| Given exercise |
Reproduce the listing below in full and without alteration, apart from its pictures.

begin

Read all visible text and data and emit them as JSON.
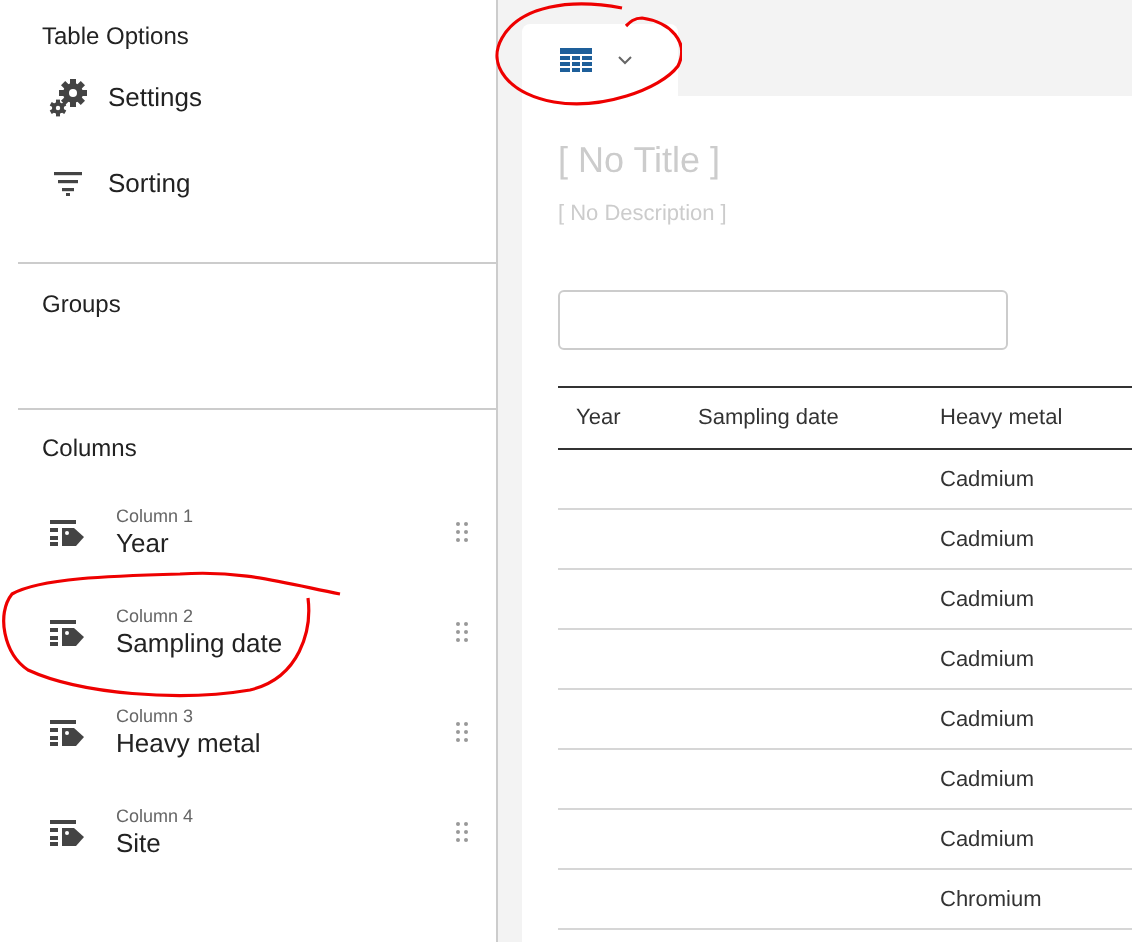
{
  "sidebar": {
    "title": "Table Options",
    "options": [
      {
        "kind": "settings",
        "label": "Settings"
      },
      {
        "kind": "sorting",
        "label": "Sorting"
      }
    ],
    "groups": {
      "title": "Groups"
    },
    "columns": {
      "title": "Columns",
      "items": [
        {
          "caption": "Column 1",
          "name": "Year",
          "highlighted": false
        },
        {
          "caption": "Column 2",
          "name": "Sampling date",
          "highlighted": true
        },
        {
          "caption": "Column 3",
          "name": "Heavy metal",
          "highlighted": false
        },
        {
          "caption": "Column 4",
          "name": "Site",
          "highlighted": false
        }
      ]
    }
  },
  "toolbar": {
    "view_button": {
      "highlighted": true
    }
  },
  "content": {
    "title": "[ No Title ]",
    "description": "[ No Description ]",
    "table": {
      "columns": [
        "Year",
        "Sampling date",
        "Heavy metal"
      ],
      "rows": [
        [
          "",
          "",
          "Cadmium"
        ],
        [
          "",
          "",
          "Cadmium"
        ],
        [
          "",
          "",
          "Cadmium"
        ],
        [
          "",
          "",
          "Cadmium"
        ],
        [
          "",
          "",
          "Cadmium"
        ],
        [
          "",
          "",
          "Cadmium"
        ],
        [
          "",
          "",
          "Cadmium"
        ],
        [
          "",
          "",
          "Chromium"
        ]
      ]
    }
  }
}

end

| Solution |
Read all visible text and data and emit them as JSON.
{
  "sidebar": {
    "title": "Table Options",
    "options": [
      {
        "kind": "settings",
        "label": "Settings"
      },
      {
        "kind": "sorting",
        "label": "Sorting"
      }
    ],
    "groups": {
      "title": "Groups"
    },
    "columns": {
      "title": "Columns",
      "items": [
        {
          "caption": "Column 1",
          "name": "Year",
          "highlighted": false
        },
        {
          "caption": "Column 2",
          "name": "Sampling date",
          "highlighted": true
        },
        {
          "caption": "Column 3",
          "name": "Heavy metal",
          "highlighted": false
        },
        {
          "caption": "Column 4",
          "name": "Site",
          "highlighted": false
        }
      ]
    }
  },
  "toolbar": {
    "view_button": {
      "highlighted": true
    }
  },
  "content": {
    "title": "[ No Title ]",
    "description": "[ No Description ]",
    "table": {
      "columns": [
        "Year",
        "Sampling date",
        "Heavy metal"
      ],
      "rows": [
        [
          "",
          "",
          "Cadmium"
        ],
        [
          "",
          "",
          "Cadmium"
        ],
        [
          "",
          "",
          "Cadmium"
        ],
        [
          "",
          "",
          "Cadmium"
        ],
        [
          "",
          "",
          "Cadmium"
        ],
        [
          "",
          "",
          "Cadmium"
        ],
        [
          "",
          "",
          "Cadmium"
        ],
        [
          "",
          "",
          "Chromium"
        ]
      ]
    }
  }
}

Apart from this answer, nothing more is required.